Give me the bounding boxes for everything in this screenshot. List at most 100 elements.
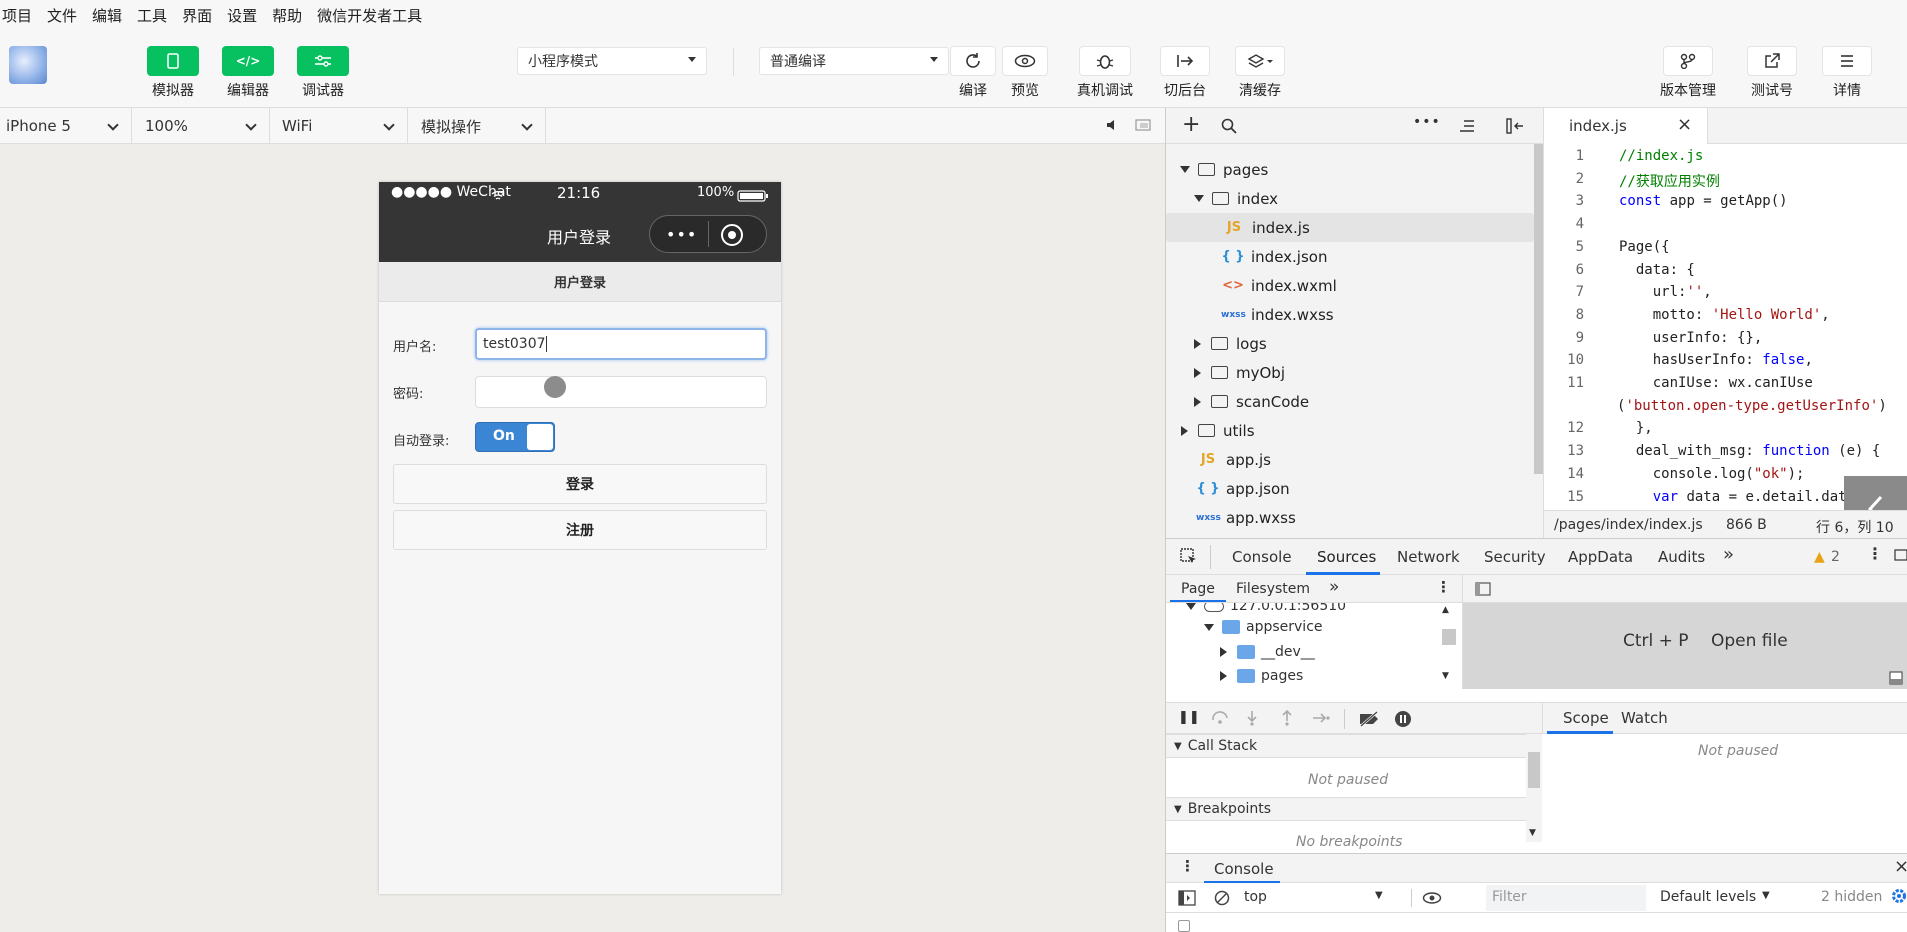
kebab-icon[interactable]: ⋮ <box>1436 578 1451 596</box>
tree-item-utils[interactable]: utils <box>1166 416 1534 445</box>
compile-button[interactable]: 编译 <box>950 46 996 100</box>
console-settings-icon[interactable] <box>1891 888 1907 908</box>
speaker-icon[interactable] <box>1105 118 1119 136</box>
avatar[interactable] <box>9 46 47 84</box>
debugger-button[interactable]: 调试器 <box>297 46 349 100</box>
subtab-page[interactable]: Page <box>1181 581 1215 597</box>
mode-select[interactable]: 小程序模式 <box>517 47 707 75</box>
more-subtabs-icon[interactable]: » <box>1329 577 1339 597</box>
compile-select[interactable]: 普通编译 <box>759 47 949 75</box>
kebab-icon[interactable]: ⋮ <box>1867 544 1883 563</box>
tree-item-index-wxss[interactable]: wxss index.wxss <box>1166 300 1534 329</box>
clear-cache-button[interactable]: 清缓存 <box>1235 46 1285 100</box>
tree-item-logs[interactable]: logs <box>1166 329 1534 358</box>
tab-scope[interactable]: Scope <box>1563 709 1609 727</box>
log-levels-select[interactable]: Default levels ▼ <box>1654 886 1774 910</box>
debugger-scrollbar[interactable]: ▼ <box>1526 734 1542 842</box>
zoom-select[interactable]: 100% <box>132 108 270 144</box>
register-button[interactable]: 注册 <box>393 510 767 550</box>
explorer-scrollbar[interactable] <box>1534 144 1543 474</box>
eye-icon[interactable] <box>1422 891 1442 909</box>
menu-devtools[interactable]: 微信开发者工具 <box>317 5 422 26</box>
kebab-icon[interactable]: ⋮ <box>1180 857 1195 875</box>
pause-on-exceptions-icon[interactable] <box>1394 710 1412 732</box>
tree-item-app-js[interactable]: JS app.js <box>1166 445 1534 474</box>
tab-appdata[interactable]: AppData <box>1568 548 1633 566</box>
menu-edit[interactable]: 编辑 <box>92 5 122 26</box>
tab-watch[interactable]: Watch <box>1621 709 1668 727</box>
username-input[interactable]: test0307 <box>475 328 767 360</box>
menu-project[interactable]: 项目 <box>2 5 32 26</box>
network-select[interactable]: WiFi <box>270 108 408 144</box>
autologin-switch[interactable]: On <box>475 422 555 452</box>
drawer-tab-console[interactable]: Console <box>1214 860 1274 878</box>
tree-pages[interactable]: pages <box>1220 668 1303 684</box>
tab-console[interactable]: Console <box>1232 548 1292 566</box>
menu-file[interactable]: 文件 <box>47 5 77 26</box>
step-icon[interactable] <box>1312 712 1330 728</box>
more-dots-icon[interactable]: ••• <box>666 225 697 244</box>
tab-index-js[interactable]: index.js × <box>1544 108 1708 144</box>
tree-item-app-json[interactable]: { } app.json <box>1166 474 1534 503</box>
close-drawer-icon[interactable]: × <box>1894 856 1907 877</box>
close-target-icon[interactable] <box>719 222 745 252</box>
checkbox[interactable] <box>1178 920 1190 932</box>
tree-item-index-wxml[interactable]: <> index.wxml <box>1166 271 1534 300</box>
tree-item-pages[interactable]: pages <box>1166 155 1534 184</box>
call-stack-header[interactable]: ▼ Call Stack <box>1166 734 1536 758</box>
remote-debug-button[interactable]: 真机调试 <box>1077 46 1133 100</box>
tree-item-index-js[interactable]: JS index.js <box>1166 213 1534 242</box>
subtab-filesystem[interactable]: Filesystem <box>1236 581 1310 597</box>
switch-background-button[interactable]: 切后台 <box>1160 46 1210 100</box>
pause-icon[interactable]: ❚❚ <box>1178 710 1200 725</box>
tab-network[interactable]: Network <box>1397 548 1460 566</box>
step-into-icon[interactable] <box>1246 710 1258 730</box>
more-tabs-button[interactable]: » <box>1723 544 1734 565</box>
menu-tools[interactable]: 工具 <box>137 5 167 26</box>
menu-interface[interactable]: 界面 <box>182 5 212 26</box>
details-button[interactable]: 详情 <box>1822 46 1872 100</box>
sidebar-toggle-icon[interactable] <box>1178 890 1196 910</box>
tree-dev[interactable]: __dev__ <box>1220 644 1315 660</box>
code-area[interactable]: 1 //index.js 2 //获取应用实例 3 const app = getApp(… <box>1544 144 1907 510</box>
inspect-icon[interactable] <box>1180 548 1198 570</box>
clear-console-icon[interactable] <box>1214 890 1230 910</box>
tree-item-scancode[interactable]: scanCode <box>1166 387 1534 416</box>
collapse-icon[interactable] <box>1459 119 1475 137</box>
breakpoints-header[interactable]: ▼ Breakpoints <box>1166 797 1536 821</box>
tab-audits[interactable]: Audits <box>1658 548 1705 566</box>
toggle-navigator-icon[interactable] <box>1475 582 1491 600</box>
panel-toggle-icon[interactable] <box>1889 671 1903 689</box>
test-account-button[interactable]: 测试号 <box>1747 46 1797 100</box>
warning-count[interactable]: 2 <box>1831 549 1840 565</box>
search-icon[interactable] <box>1221 118 1237 138</box>
version-button[interactable]: 版本管理 <box>1660 46 1716 100</box>
context-select[interactable]: top ▼ <box>1240 886 1400 910</box>
dock-icon[interactable] <box>1894 549 1907 567</box>
tree-item-index[interactable]: index <box>1166 184 1534 213</box>
device-select[interactable]: iPhone 5 <box>0 108 132 144</box>
window-icon[interactable] <box>1135 119 1151 136</box>
tab-sources[interactable]: Sources <box>1317 548 1376 566</box>
menu-help[interactable]: 帮助 <box>272 5 302 26</box>
password-input[interactable] <box>475 376 767 408</box>
console-filter-input[interactable]: Filter <box>1486 885 1646 911</box>
add-icon[interactable]: + <box>1182 112 1200 137</box>
operation-select[interactable]: 模拟操作 <box>408 108 546 144</box>
tree-item-index-json[interactable]: { } index.json <box>1166 242 1534 271</box>
tree-appservice[interactable]: appservice <box>1204 619 1323 635</box>
preview-button[interactable]: 预览 <box>1002 46 1048 100</box>
step-out-icon[interactable] <box>1281 709 1293 730</box>
more-icon[interactable]: ••• <box>1413 114 1441 130</box>
close-icon[interactable]: × <box>1677 114 1692 135</box>
menu-settings[interactable]: 设置 <box>227 5 257 26</box>
tree-host[interactable]: 127.0.0.1:56510 <box>1186 603 1346 614</box>
tree-scrollbar[interactable]: ▲ ▼ <box>1440 603 1456 687</box>
split-panel-icon[interactable] <box>1506 118 1524 138</box>
tab-security[interactable]: Security <box>1484 548 1546 566</box>
simulator-button[interactable]: 模拟器 <box>147 46 199 100</box>
step-over-icon[interactable] <box>1211 710 1231 728</box>
login-button[interactable]: 登录 <box>393 464 767 504</box>
tree-item-app-wxss[interactable]: wxss app.wxss <box>1166 503 1534 532</box>
console-output[interactable] <box>1166 914 1907 932</box>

____

= DO THIS =
Quote every item above word for word, leaving out the pictures.

= TASK SOLUTION =
Give me the bounding boxes for everything in this screenshot. List at most 100 elements.
kebab-icon[interactable]: ⋮ <box>1436 578 1451 596</box>
tree-item-utils[interactable]: utils <box>1166 416 1534 445</box>
compile-button[interactable]: 编译 <box>950 46 996 100</box>
console-settings-icon[interactable] <box>1891 888 1907 908</box>
speaker-icon[interactable] <box>1105 118 1119 136</box>
avatar[interactable] <box>9 46 47 84</box>
debugger-button[interactable]: 调试器 <box>297 46 349 100</box>
subtab-page[interactable]: Page <box>1181 581 1215 597</box>
mode-select[interactable]: 小程序模式 <box>517 47 707 75</box>
more-subtabs-icon[interactable]: » <box>1329 577 1339 597</box>
compile-select[interactable]: 普通编译 <box>759 47 949 75</box>
kebab-icon[interactable]: ⋮ <box>1867 544 1883 563</box>
tree-item-index-wxss[interactable]: wxss index.wxss <box>1166 300 1534 329</box>
clear-cache-button[interactable]: 清缓存 <box>1235 46 1285 100</box>
tree-item-logs[interactable]: logs <box>1166 329 1534 358</box>
tab-scope[interactable]: Scope <box>1563 709 1609 727</box>
log-levels-select[interactable]: Default levels ▼ <box>1654 886 1774 910</box>
debugger-scrollbar[interactable]: ▼ <box>1526 734 1542 842</box>
zoom-select[interactable]: 100% <box>132 108 270 144</box>
register-button[interactable]: 注册 <box>393 510 767 550</box>
explorer-scrollbar[interactable] <box>1534 144 1543 474</box>
eye-icon[interactable] <box>1422 891 1442 909</box>
menu-devtools[interactable]: 微信开发者工具 <box>317 5 422 26</box>
kebab-icon[interactable]: ⋮ <box>1180 857 1195 875</box>
pause-on-exceptions-icon[interactable] <box>1394 710 1412 732</box>
tree-item-app-js[interactable]: JS app.js <box>1166 445 1534 474</box>
tab-appdata[interactable]: AppData <box>1568 548 1633 566</box>
menu-edit[interactable]: 编辑 <box>92 5 122 26</box>
tab-watch[interactable]: Watch <box>1621 709 1668 727</box>
username-input[interactable]: test0307 <box>475 328 767 360</box>
menu-project[interactable]: 项目 <box>2 5 32 26</box>
network-select[interactable]: WiFi <box>270 108 408 144</box>
autologin-switch[interactable]: On <box>475 422 555 452</box>
drawer-tab-console[interactable]: Console <box>1214 860 1274 878</box>
tree-pages[interactable]: pages <box>1220 668 1303 684</box>
tab-console[interactable]: Console <box>1232 548 1292 566</box>
menu-file[interactable]: 文件 <box>47 5 77 26</box>
step-icon[interactable] <box>1312 712 1330 728</box>
more-dots-icon[interactable]: ••• <box>666 225 697 244</box>
tab-index-js[interactable]: index.js × <box>1544 108 1708 144</box>
tree-item-app-json[interactable]: { } app.json <box>1166 474 1534 503</box>
close-drawer-icon[interactable]: × <box>1894 856 1907 877</box>
close-target-icon[interactable] <box>719 222 745 252</box>
checkbox[interactable] <box>1178 920 1190 932</box>
tree-item-index-wxml[interactable]: <> index.wxml <box>1166 271 1534 300</box>
tree-item-pages[interactable]: pages <box>1166 155 1534 184</box>
call-stack-header[interactable]: ▼ Call Stack <box>1166 734 1536 758</box>
remote-debug-button[interactable]: 真机调试 <box>1077 46 1133 100</box>
tree-item-index-js[interactable]: JS index.js <box>1166 213 1534 242</box>
subtab-filesystem[interactable]: Filesystem <box>1236 581 1310 597</box>
switch-background-button[interactable]: 切后台 <box>1160 46 1210 100</box>
pause-icon[interactable]: ❚❚ <box>1178 710 1200 725</box>
tab-network[interactable]: Network <box>1397 548 1460 566</box>
step-into-icon[interactable] <box>1246 710 1258 730</box>
more-tabs-button[interactable]: » <box>1723 544 1734 565</box>
menu-tools[interactable]: 工具 <box>137 5 167 26</box>
menu-interface[interactable]: 界面 <box>182 5 212 26</box>
details-button[interactable]: 详情 <box>1822 46 1872 100</box>
sidebar-toggle-icon[interactable] <box>1178 890 1196 910</box>
tree-dev[interactable]: __dev__ <box>1220 644 1315 660</box>
code-area[interactable]: 1 //index.js 2 //获取应用实例 3 const app = getApp(… <box>1544 144 1907 510</box>
inspect-icon[interactable] <box>1180 548 1198 570</box>
clear-console-icon[interactable] <box>1214 890 1230 910</box>
tree-item-scancode[interactable]: scanCode <box>1166 387 1534 416</box>
collapse-icon[interactable] <box>1459 119 1475 137</box>
breakpoints-header[interactable]: ▼ Breakpoints <box>1166 797 1536 821</box>
tab-audits[interactable]: Audits <box>1658 548 1705 566</box>
toggle-navigator-icon[interactable] <box>1475 582 1491 600</box>
panel-toggle-icon[interactable] <box>1889 671 1903 689</box>
test-account-button[interactable]: 测试号 <box>1747 46 1797 100</box>
warning-count[interactable]: 2 <box>1831 549 1840 565</box>
search-icon[interactable] <box>1221 118 1237 138</box>
version-button[interactable]: 版本管理 <box>1660 46 1716 100</box>
context-select[interactable]: top ▼ <box>1240 886 1400 910</box>
dock-icon[interactable] <box>1894 549 1907 567</box>
tree-item-index[interactable]: index <box>1166 184 1534 213</box>
device-select[interactable]: iPhone 5 <box>0 108 132 144</box>
window-icon[interactable] <box>1135 119 1151 136</box>
tab-sources[interactable]: Sources <box>1317 548 1376 566</box>
menu-help[interactable]: 帮助 <box>272 5 302 26</box>
password-input[interactable] <box>475 376 767 408</box>
console-filter-input[interactable]: Filter <box>1486 885 1646 911</box>
add-icon[interactable]: + <box>1182 112 1200 137</box>
operation-select[interactable]: 模拟操作 <box>408 108 546 144</box>
tree-item-index-json[interactable]: { } index.json <box>1166 242 1534 271</box>
tree-appservice[interactable]: appservice <box>1204 619 1323 635</box>
preview-button[interactable]: 预览 <box>1002 46 1048 100</box>
step-out-icon[interactable] <box>1281 709 1293 730</box>
more-icon[interactable]: ••• <box>1413 114 1441 130</box>
close-icon[interactable]: × <box>1677 114 1692 135</box>
menu-settings[interactable]: 设置 <box>227 5 257 26</box>
tree-host[interactable]: 127.0.0.1:56510 <box>1186 603 1346 614</box>
tree-scrollbar[interactable]: ▲ ▼ <box>1440 603 1456 687</box>
split-panel-icon[interactable] <box>1506 118 1524 138</box>
tab-security[interactable]: Security <box>1484 548 1546 566</box>
simulator-button[interactable]: 模拟器 <box>147 46 199 100</box>
step-over-icon[interactable] <box>1211 710 1231 728</box>
login-button[interactable]: 登录 <box>393 464 767 504</box>
tree-item-app-wxss[interactable]: wxss app.wxss <box>1166 503 1534 532</box>
console-output[interactable] <box>1166 914 1907 932</box>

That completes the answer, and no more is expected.